Starting with the line that has "What does this" in it, repeat every line through the last one, word for word, and give nothing more.

┌─ Listed records

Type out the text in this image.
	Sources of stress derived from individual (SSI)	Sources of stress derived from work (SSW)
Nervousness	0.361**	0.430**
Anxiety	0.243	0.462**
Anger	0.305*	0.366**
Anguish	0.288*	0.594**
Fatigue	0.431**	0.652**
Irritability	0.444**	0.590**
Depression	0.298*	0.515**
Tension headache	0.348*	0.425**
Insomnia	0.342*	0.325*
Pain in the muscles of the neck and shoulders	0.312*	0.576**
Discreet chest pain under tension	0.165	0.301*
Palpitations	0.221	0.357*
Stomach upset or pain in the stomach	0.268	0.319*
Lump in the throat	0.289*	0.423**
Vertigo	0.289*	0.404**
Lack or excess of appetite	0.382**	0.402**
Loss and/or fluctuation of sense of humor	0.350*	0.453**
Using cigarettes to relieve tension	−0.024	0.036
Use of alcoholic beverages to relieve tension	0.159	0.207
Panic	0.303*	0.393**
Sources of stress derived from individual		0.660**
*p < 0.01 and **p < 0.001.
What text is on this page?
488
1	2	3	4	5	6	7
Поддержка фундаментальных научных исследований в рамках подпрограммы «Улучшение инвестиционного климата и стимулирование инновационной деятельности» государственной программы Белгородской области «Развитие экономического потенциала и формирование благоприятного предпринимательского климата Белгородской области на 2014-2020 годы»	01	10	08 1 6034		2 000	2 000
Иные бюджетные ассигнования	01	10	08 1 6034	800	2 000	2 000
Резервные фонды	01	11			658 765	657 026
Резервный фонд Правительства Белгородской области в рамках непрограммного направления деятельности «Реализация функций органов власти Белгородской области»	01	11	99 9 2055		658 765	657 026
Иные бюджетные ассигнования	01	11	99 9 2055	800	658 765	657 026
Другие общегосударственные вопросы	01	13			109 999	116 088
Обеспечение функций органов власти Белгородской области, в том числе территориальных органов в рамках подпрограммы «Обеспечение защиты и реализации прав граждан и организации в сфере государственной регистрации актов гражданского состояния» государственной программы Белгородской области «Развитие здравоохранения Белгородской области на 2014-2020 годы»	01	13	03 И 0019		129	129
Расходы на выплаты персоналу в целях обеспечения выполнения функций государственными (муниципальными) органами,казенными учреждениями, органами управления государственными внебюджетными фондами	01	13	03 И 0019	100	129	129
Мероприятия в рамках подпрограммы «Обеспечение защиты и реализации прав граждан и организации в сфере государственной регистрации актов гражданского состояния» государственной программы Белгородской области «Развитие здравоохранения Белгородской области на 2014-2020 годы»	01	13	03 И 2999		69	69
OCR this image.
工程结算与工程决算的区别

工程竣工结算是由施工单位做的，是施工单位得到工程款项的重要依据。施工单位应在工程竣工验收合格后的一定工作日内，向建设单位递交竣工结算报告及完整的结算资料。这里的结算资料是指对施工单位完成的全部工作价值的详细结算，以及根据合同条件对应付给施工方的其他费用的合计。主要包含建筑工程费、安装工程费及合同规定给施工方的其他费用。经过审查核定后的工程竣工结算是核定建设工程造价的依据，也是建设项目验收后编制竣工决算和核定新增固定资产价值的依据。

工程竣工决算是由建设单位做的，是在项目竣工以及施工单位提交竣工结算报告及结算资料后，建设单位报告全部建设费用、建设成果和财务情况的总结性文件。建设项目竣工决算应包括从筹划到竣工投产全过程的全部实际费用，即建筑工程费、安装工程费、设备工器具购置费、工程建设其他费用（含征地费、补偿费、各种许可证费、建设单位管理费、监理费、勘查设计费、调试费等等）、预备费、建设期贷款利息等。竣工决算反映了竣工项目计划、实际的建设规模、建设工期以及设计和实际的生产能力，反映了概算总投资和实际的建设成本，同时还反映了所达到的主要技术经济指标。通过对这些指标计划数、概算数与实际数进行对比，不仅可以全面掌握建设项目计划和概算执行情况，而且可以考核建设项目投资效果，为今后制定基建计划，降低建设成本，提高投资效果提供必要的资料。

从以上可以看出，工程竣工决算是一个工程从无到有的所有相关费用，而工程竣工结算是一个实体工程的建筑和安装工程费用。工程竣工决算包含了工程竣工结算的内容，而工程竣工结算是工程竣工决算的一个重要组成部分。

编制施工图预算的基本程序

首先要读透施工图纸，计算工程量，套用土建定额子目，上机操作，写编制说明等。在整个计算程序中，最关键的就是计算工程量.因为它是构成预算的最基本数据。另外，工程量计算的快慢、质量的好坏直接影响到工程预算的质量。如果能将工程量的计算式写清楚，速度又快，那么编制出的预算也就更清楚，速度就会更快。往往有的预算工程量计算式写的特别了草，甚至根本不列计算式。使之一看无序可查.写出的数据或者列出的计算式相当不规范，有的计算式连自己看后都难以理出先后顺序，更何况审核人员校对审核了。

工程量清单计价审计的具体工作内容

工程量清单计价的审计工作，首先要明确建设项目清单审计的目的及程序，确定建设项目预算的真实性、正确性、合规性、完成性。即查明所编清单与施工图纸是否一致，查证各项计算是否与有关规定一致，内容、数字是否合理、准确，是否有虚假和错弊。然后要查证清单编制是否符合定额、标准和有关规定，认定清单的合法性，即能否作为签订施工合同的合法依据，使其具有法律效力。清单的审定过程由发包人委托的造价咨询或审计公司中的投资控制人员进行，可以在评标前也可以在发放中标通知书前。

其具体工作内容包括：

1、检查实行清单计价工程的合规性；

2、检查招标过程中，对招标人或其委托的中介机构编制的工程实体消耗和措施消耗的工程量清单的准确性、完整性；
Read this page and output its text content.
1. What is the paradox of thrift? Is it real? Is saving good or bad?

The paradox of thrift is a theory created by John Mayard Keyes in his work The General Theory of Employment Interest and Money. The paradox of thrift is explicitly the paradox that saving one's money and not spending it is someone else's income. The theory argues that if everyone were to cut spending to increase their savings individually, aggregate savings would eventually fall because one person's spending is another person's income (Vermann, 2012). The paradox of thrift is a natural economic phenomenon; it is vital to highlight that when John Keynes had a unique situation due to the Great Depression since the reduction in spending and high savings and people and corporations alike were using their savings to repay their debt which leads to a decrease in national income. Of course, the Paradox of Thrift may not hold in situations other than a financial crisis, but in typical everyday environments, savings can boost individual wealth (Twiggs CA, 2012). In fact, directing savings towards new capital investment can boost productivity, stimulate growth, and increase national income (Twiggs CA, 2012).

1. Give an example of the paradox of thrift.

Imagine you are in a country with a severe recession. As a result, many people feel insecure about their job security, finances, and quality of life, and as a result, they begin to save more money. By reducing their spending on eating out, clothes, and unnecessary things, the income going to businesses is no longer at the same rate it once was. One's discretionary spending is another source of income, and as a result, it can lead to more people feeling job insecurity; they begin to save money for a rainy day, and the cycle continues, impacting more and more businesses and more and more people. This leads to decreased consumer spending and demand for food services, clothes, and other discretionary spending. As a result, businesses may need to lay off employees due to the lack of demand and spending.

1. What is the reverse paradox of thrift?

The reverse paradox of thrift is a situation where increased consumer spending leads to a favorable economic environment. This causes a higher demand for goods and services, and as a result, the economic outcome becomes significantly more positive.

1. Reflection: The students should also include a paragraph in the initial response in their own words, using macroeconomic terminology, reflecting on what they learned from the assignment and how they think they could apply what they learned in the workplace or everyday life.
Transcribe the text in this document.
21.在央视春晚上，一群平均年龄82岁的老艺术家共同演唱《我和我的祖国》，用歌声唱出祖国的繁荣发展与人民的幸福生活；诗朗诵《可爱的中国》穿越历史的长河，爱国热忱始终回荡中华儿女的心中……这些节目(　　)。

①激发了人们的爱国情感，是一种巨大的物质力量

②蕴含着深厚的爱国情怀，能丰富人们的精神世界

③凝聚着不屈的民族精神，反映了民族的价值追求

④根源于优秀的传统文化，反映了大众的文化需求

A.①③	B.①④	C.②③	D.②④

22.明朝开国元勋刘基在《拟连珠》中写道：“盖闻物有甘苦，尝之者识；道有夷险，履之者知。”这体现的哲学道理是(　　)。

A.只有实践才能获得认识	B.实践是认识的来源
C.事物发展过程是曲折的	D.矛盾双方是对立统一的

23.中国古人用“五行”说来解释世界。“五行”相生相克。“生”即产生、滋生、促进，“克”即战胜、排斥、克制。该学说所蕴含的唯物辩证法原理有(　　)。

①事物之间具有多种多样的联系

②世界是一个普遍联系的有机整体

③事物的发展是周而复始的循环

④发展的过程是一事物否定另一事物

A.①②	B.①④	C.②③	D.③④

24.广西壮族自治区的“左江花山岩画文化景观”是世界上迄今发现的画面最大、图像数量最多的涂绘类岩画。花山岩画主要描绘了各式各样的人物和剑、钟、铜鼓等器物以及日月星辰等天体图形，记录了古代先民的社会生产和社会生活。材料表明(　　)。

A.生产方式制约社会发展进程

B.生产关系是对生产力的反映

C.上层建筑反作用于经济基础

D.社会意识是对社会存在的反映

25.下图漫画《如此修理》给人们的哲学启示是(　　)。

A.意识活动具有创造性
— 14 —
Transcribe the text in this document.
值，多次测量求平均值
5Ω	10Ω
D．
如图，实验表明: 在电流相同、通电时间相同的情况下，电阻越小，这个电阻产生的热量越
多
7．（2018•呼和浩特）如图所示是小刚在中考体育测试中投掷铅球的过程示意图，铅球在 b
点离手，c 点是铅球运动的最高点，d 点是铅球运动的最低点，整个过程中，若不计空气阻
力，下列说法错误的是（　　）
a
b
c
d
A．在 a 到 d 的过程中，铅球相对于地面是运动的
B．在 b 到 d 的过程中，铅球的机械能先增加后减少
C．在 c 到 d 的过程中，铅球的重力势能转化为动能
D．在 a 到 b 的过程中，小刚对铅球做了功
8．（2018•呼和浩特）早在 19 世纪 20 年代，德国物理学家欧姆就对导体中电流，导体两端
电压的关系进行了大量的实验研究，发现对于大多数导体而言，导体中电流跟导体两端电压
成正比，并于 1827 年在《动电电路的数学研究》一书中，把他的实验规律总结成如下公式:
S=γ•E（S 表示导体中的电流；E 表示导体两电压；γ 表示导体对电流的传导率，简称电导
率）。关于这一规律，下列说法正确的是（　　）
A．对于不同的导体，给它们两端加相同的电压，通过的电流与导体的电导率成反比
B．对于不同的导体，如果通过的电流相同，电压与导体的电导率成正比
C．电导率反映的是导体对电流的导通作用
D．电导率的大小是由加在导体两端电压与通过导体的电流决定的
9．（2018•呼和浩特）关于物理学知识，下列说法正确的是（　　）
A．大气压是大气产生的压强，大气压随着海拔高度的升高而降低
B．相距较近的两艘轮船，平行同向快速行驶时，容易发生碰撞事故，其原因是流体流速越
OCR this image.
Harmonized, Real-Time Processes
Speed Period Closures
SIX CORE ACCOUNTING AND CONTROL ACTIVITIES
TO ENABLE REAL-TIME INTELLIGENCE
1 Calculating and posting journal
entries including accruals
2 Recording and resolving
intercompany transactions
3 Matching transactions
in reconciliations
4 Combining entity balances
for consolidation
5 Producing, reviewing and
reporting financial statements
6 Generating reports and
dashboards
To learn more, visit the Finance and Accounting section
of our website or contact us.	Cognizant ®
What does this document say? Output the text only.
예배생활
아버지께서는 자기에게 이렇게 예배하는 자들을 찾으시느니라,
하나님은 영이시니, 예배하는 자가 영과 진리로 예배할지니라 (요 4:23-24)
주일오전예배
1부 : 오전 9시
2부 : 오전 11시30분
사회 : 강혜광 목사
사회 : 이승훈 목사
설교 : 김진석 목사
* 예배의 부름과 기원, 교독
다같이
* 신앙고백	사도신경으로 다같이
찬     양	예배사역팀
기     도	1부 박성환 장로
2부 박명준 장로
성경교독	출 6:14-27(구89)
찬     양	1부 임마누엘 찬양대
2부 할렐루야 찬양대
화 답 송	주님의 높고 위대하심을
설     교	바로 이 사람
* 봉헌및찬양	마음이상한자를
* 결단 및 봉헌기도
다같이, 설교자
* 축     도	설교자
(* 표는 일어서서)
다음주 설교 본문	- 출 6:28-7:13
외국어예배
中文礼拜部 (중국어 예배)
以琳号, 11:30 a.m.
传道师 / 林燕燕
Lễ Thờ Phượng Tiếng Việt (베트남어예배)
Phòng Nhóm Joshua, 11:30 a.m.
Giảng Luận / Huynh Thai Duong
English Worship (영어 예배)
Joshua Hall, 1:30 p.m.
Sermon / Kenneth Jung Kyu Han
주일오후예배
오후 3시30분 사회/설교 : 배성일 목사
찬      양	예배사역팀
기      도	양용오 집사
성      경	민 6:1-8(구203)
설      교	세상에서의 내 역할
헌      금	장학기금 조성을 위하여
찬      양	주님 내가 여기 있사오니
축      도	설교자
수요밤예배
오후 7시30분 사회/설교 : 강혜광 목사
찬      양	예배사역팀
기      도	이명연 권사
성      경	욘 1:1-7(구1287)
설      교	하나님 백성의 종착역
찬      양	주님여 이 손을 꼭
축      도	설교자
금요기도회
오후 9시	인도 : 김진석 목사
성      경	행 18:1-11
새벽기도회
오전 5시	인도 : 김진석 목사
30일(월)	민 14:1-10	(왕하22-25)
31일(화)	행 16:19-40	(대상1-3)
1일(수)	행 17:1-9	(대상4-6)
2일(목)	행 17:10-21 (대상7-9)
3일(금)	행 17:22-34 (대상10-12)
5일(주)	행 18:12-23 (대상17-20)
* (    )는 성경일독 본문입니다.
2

└─

Response to the exercise
What does this document say? Output the text only.
예배생활
아버지께서는 자기에게 이렇게 예배하는 자들을 찾으시느니라,
하나님은 영이시니, 예배하는 자가 영과 진리로 예배할지니라 (요 4:23-24)
주일오전예배
1부 : 오전 9시
2부 : 오전 11시30분
사회 : 강혜광 목사
사회 : 이승훈 목사
설교 : 김진석 목사
* 예배의 부름과 기원, 교독
다같이
* 신앙고백	사도신경으로 다같이
찬     양	예배사역팀
기     도	1부 박성환 장로
2부 박명준 장로
성경교독	출 6:14-27(구89)
찬     양	1부 임마누엘 찬양대
2부 할렐루야 찬양대
화 답 송	주님의 높고 위대하심을
설     교	바로 이 사람
* 봉헌및찬양	마음이상한자를
* 결단 및 봉헌기도
다같이, 설교자
* 축     도	설교자
(* 표는 일어서서)
다음주 설교 본문	- 출 6:28-7:13
외국어예배
中文礼拜部 (중국어 예배)
以琳号, 11:30 a.m.
传道师 / 林燕燕
Lễ Thờ Phượng Tiếng Việt (베트남어예배)
Phòng Nhóm Joshua, 11:30 a.m.
Giảng Luận / Huynh Thai Duong
English Worship (영어 예배)
Joshua Hall, 1:30 p.m.
Sermon / Kenneth Jung Kyu Han
주일오후예배
오후 3시30분 사회/설교 : 배성일 목사
찬      양	예배사역팀
기      도	양용오 집사
성      경	민 6:1-8(구203)
설      교	세상에서의 내 역할
헌      금	장학기금 조성을 위하여
찬      양	주님 내가 여기 있사오니
축      도	설교자
수요밤예배
오후 7시30분 사회/설교 : 강혜광 목사
찬      양	예배사역팀
기      도	이명연 권사
성      경	욘 1:1-7(구1287)
설      교	하나님 백성의 종착역
찬      양	주님여 이 손을 꼭
축      도	설교자
금요기도회
오후 9시	인도 : 김진석 목사
성      경	행 18:1-11
새벽기도회
오전 5시	인도 : 김진석 목사
30일(월)	민 14:1-10	(왕하22-25)
31일(화)	행 16:19-40	(대상1-3)
1일(수)	행 17:1-9	(대상4-6)
2일(목)	행 17:10-21 (대상7-9)
3일(금)	행 17:22-34 (대상10-12)
5일(주)	행 18:12-23 (대상17-20)
* (    )는 성경일독 본문입니다.
2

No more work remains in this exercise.